=== Brief ===
Pictures do not belong in the copy. Return all of the entries exactly.

=== Records for the exercise ===
^^^^^^^^

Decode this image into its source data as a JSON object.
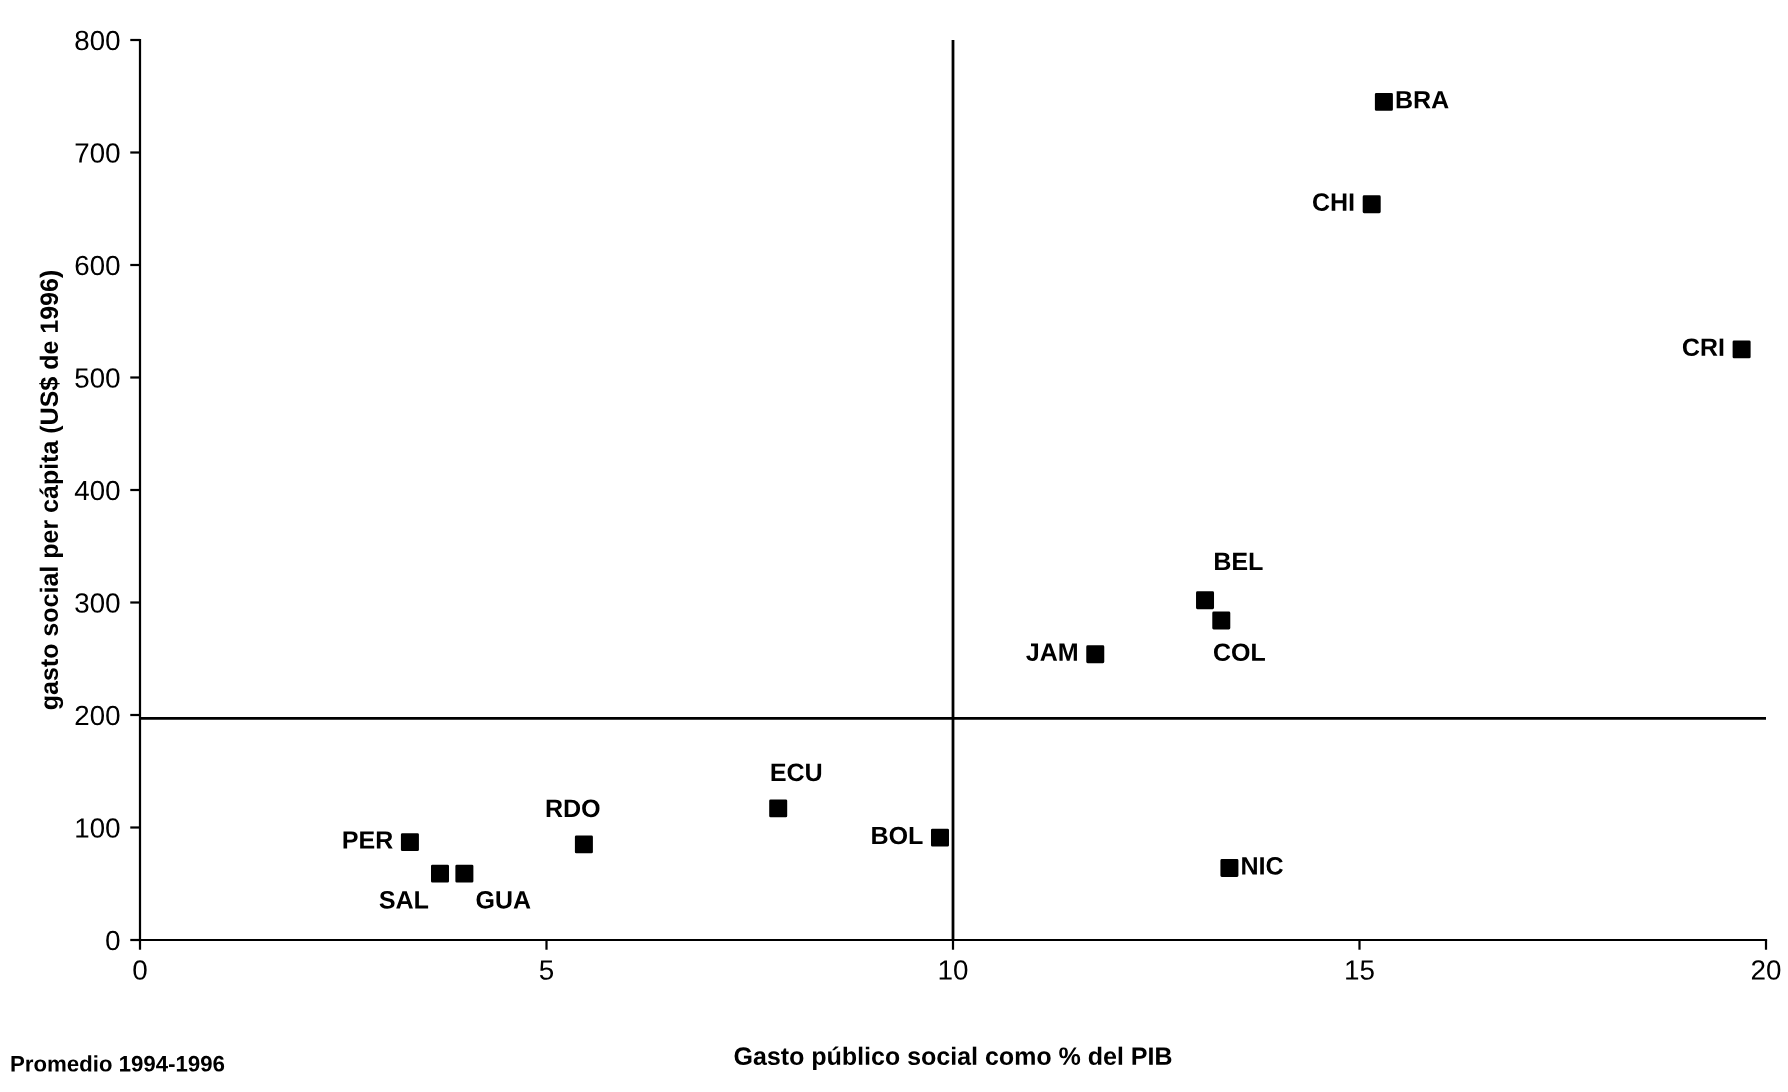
{
  "chart_data": {
    "type": "scatter",
    "xlabel": "Gasto público social como % del PIB",
    "ylabel": "gasto social per cápita (US$ de 1996)",
    "x": [
      15.3,
      15.15,
      19.7,
      13.1,
      13.3,
      11.75,
      13.4,
      9.84,
      7.85,
      5.46,
      3.32,
      3.69,
      3.99
    ],
    "series": [
      {
        "color": "#000000",
        "values": [
          745,
          654,
          525,
          302,
          284,
          254,
          64,
          91,
          117,
          85,
          87,
          59,
          59
        ]
      }
    ],
    "marker": "square",
    "xlim": [
      0,
      20
    ],
    "xticks": [
      0,
      5,
      10,
      15,
      20
    ],
    "ylim": [
      0,
      800
    ],
    "yticks": [
      0,
      100,
      200,
      300,
      400,
      500,
      600,
      700,
      800
    ],
    "grid": false,
    "ref_lines": [
      {
        "axis": "x",
        "value": 10,
        "color": "#000000"
      },
      {
        "axis": "y",
        "value": 197,
        "color": "#000000"
      }
    ],
    "annotations": [
      {
        "text": "BRA",
        "x": 15.3,
        "y": 745
      },
      {
        "text": "CHI",
        "x": 15.15,
        "y": 654
      },
      {
        "text": "CRI",
        "x": 19.7,
        "y": 525
      },
      {
        "text": "BEL",
        "x": 13.1,
        "y": 302
      },
      {
        "text": "COL",
        "x": 13.3,
        "y": 284
      },
      {
        "text": "JAM",
        "x": 11.75,
        "y": 254
      },
      {
        "text": "NIC",
        "x": 13.4,
        "y": 64
      },
      {
        "text": "BOL",
        "x": 9.84,
        "y": 91
      },
      {
        "text": "ECU",
        "x": 7.85,
        "y": 117
      },
      {
        "text": "RDO",
        "x": 5.46,
        "y": 85
      },
      {
        "text": "PER",
        "x": 3.32,
        "y": 87
      },
      {
        "text": "SAL",
        "x": 3.69,
        "y": 59
      },
      {
        "text": "GUA",
        "x": 3.99,
        "y": 59
      },
      "Promedio 1994-1996"
    ]
  }
}
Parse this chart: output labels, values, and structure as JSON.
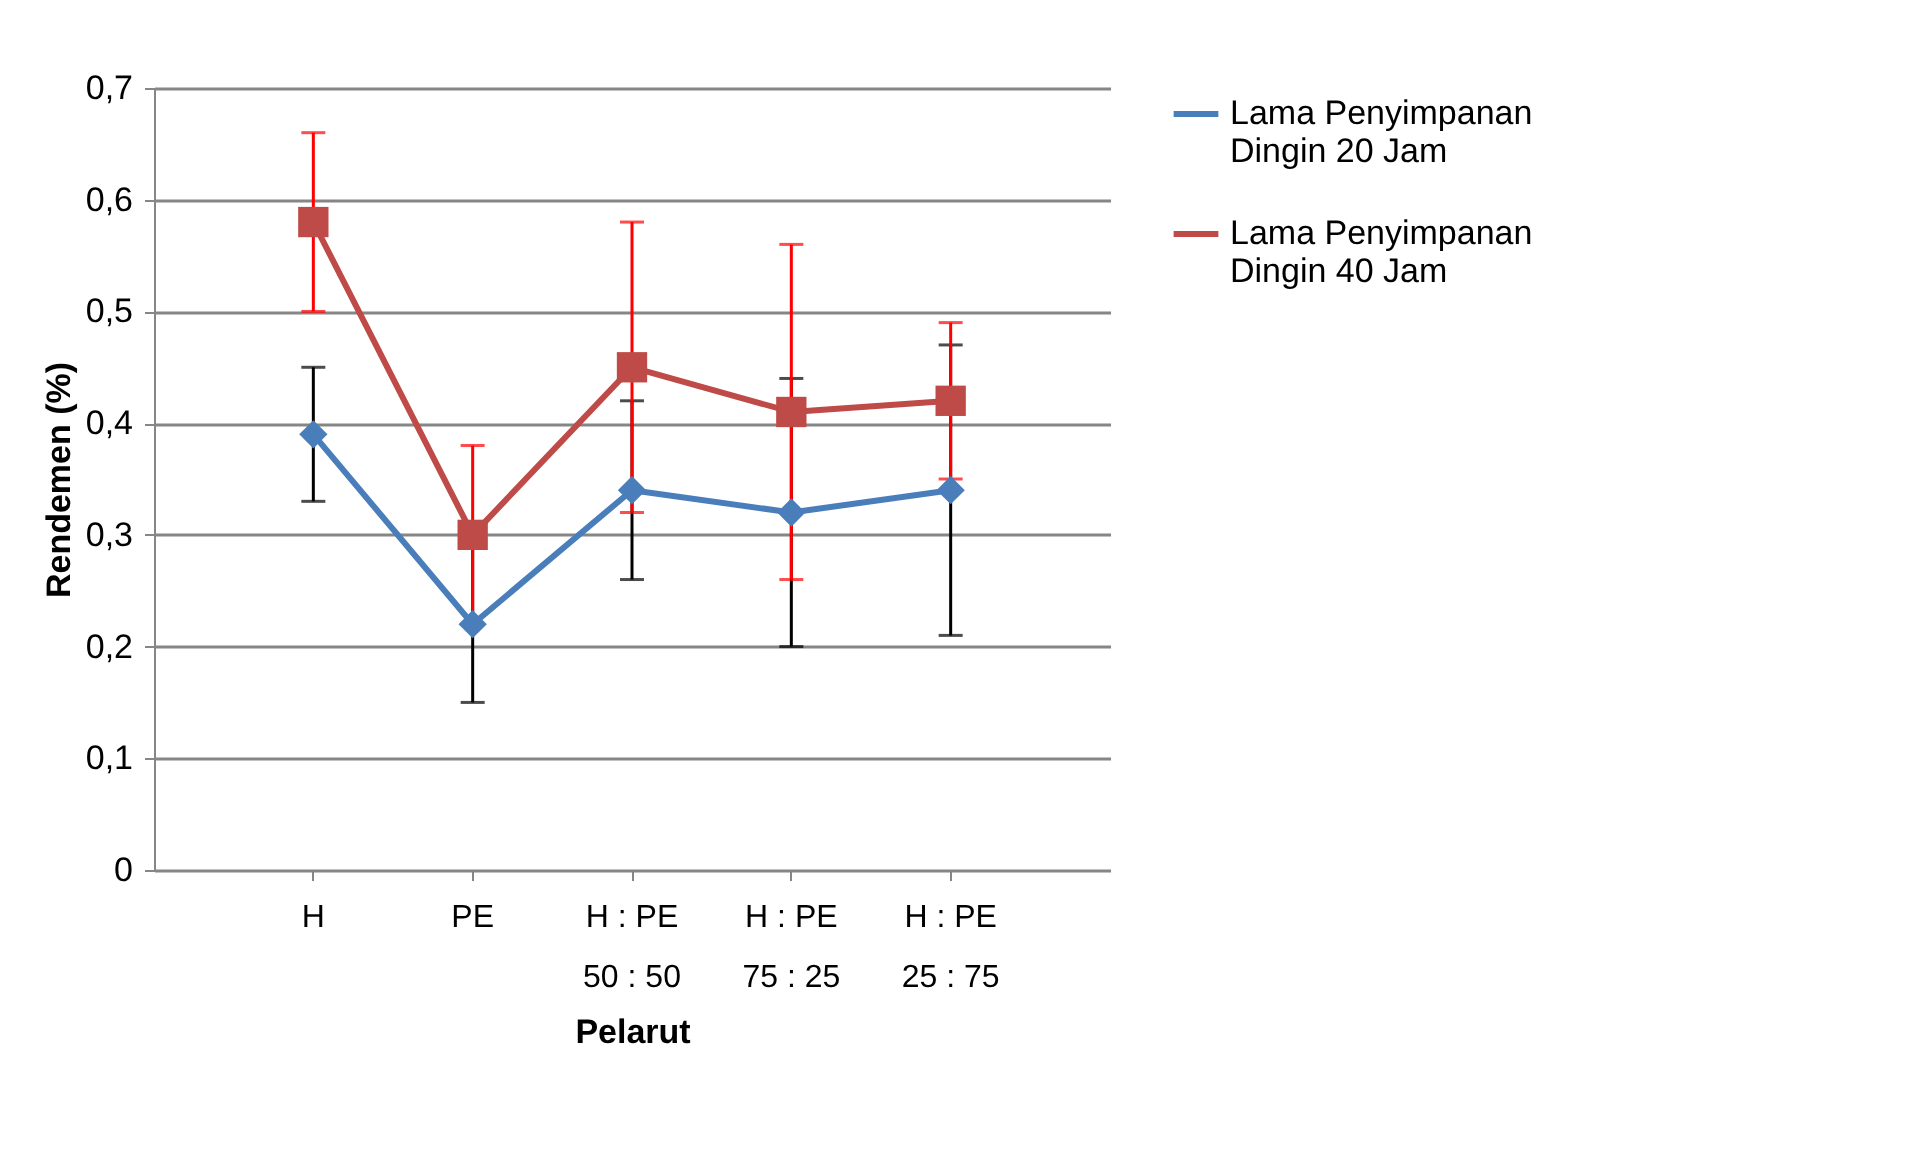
{
  "chart_data": {
    "type": "line",
    "xlabel": "Pelarut",
    "ylabel": "Rendemen (%)",
    "categories": [
      "H",
      "PE",
      "H : PE 50 : 50",
      "H : PE 75 : 25",
      "H : PE 25 : 75"
    ],
    "ylim": [
      0,
      0.7
    ],
    "yticks": [
      {
        "value": 0,
        "label": "0"
      },
      {
        "value": 0.1,
        "label": "0,1"
      },
      {
        "value": 0.2,
        "label": "0,2"
      },
      {
        "value": 0.3,
        "label": "0,3"
      },
      {
        "value": 0.4,
        "label": "0,4"
      },
      {
        "value": 0.5,
        "label": "0,5"
      },
      {
        "value": 0.6,
        "label": "0,6"
      },
      {
        "value": 0.7,
        "label": "0,7"
      }
    ],
    "grid": "y",
    "legend": "right",
    "series": [
      {
        "name": "Lama Penyimpanan Dingin 20 Jam",
        "color": "#4a7ebb",
        "marker": "diamond",
        "values": [
          0.39,
          0.22,
          0.34,
          0.32,
          0.34
        ],
        "errors": [
          0.06,
          0.07,
          0.08,
          0.12,
          0.13
        ]
      },
      {
        "name": "Lama Penyimpanan Dingin 40 Jam",
        "color": "#be4b48",
        "marker": "square",
        "values": [
          0.58,
          0.3,
          0.45,
          0.41,
          0.42
        ],
        "errors": [
          0.08,
          0.08,
          0.13,
          0.15,
          0.07
        ]
      }
    ]
  }
}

^^^^^^^^

=== Solution below ===
Decode this image into its source data as a JSON object.
{
  "chart_data": {
    "type": "scatter",
    "xlabel": "Gasto público social como % del PIB",
    "ylabel": "gasto social per cápita (US$ de 1996)",
    "x": [
      15.3,
      15.15,
      19.7,
      13.1,
      13.3,
      11.75,
      13.4,
      9.84,
      7.85,
      5.46,
      3.32,
      3.69,
      3.99
    ],
    "series": [
      {
        "color": "#000000",
        "values": [
          745,
          654,
          525,
          302,
          284,
          254,
          64,
          91,
          117,
          85,
          87,
          59,
          59
        ]
      }
    ],
    "marker": "square",
    "xlim": [
      0,
      20
    ],
    "xticks": [
      0,
      5,
      10,
      15,
      20
    ],
    "ylim": [
      0,
      800
    ],
    "yticks": [
      0,
      100,
      200,
      300,
      400,
      500,
      600,
      700,
      800
    ],
    "grid": false,
    "ref_lines": [
      {
        "axis": "x",
        "value": 10,
        "color": "#000000"
      },
      {
        "axis": "y",
        "value": 197,
        "color": "#000000"
      }
    ],
    "annotations": [
      {
        "text": "BRA",
        "x": 15.3,
        "y": 745
      },
      {
        "text": "CHI",
        "x": 15.15,
        "y": 654
      },
      {
        "text": "CRI",
        "x": 19.7,
        "y": 525
      },
      {
        "text": "BEL",
        "x": 13.1,
        "y": 302
      },
      {
        "text": "COL",
        "x": 13.3,
        "y": 284
      },
      {
        "text": "JAM",
        "x": 11.75,
        "y": 254
      },
      {
        "text": "NIC",
        "x": 13.4,
        "y": 64
      },
      {
        "text": "BOL",
        "x": 9.84,
        "y": 91
      },
      {
        "text": "ECU",
        "x": 7.85,
        "y": 117
      },
      {
        "text": "RDO",
        "x": 5.46,
        "y": 85
      },
      {
        "text": "PER",
        "x": 3.32,
        "y": 87
      },
      {
        "text": "SAL",
        "x": 3.69,
        "y": 59
      },
      {
        "text": "GUA",
        "x": 3.99,
        "y": 59
      },
      "Promedio 1994-1996"
    ]
  }
}
Parse this chart: output labels, values, and structure as JSON.
{
  "chart_data": {
    "type": "line",
    "xlabel": "Pelarut",
    "ylabel": "Rendemen (%)",
    "categories": [
      "H",
      "PE",
      "H : PE 50 : 50",
      "H : PE 75 : 25",
      "H : PE 25 : 75"
    ],
    "ylim": [
      0,
      0.7
    ],
    "yticks": [
      {
        "value": 0,
        "label": "0"
      },
      {
        "value": 0.1,
        "label": "0,1"
      },
      {
        "value": 0.2,
        "label": "0,2"
      },
      {
        "value": 0.3,
        "label": "0,3"
      },
      {
        "value": 0.4,
        "label": "0,4"
      },
      {
        "value": 0.5,
        "label": "0,5"
      },
      {
        "value": 0.6,
        "label": "0,6"
      },
      {
        "value": 0.7,
        "label": "0,7"
      }
    ],
    "grid": "y",
    "legend": "right",
    "series": [
      {
        "name": "Lama Penyimpanan Dingin 20 Jam",
        "color": "#4a7ebb",
        "marker": "diamond",
        "values": [
          0.39,
          0.22,
          0.34,
          0.32,
          0.34
        ],
        "errors": [
          0.06,
          0.07,
          0.08,
          0.12,
          0.13
        ]
      },
      {
        "name": "Lama Penyimpanan Dingin 40 Jam",
        "color": "#be4b48",
        "marker": "square",
        "values": [
          0.58,
          0.3,
          0.45,
          0.41,
          0.42
        ],
        "errors": [
          0.08,
          0.08,
          0.13,
          0.15,
          0.07
        ]
      }
    ]
  }
}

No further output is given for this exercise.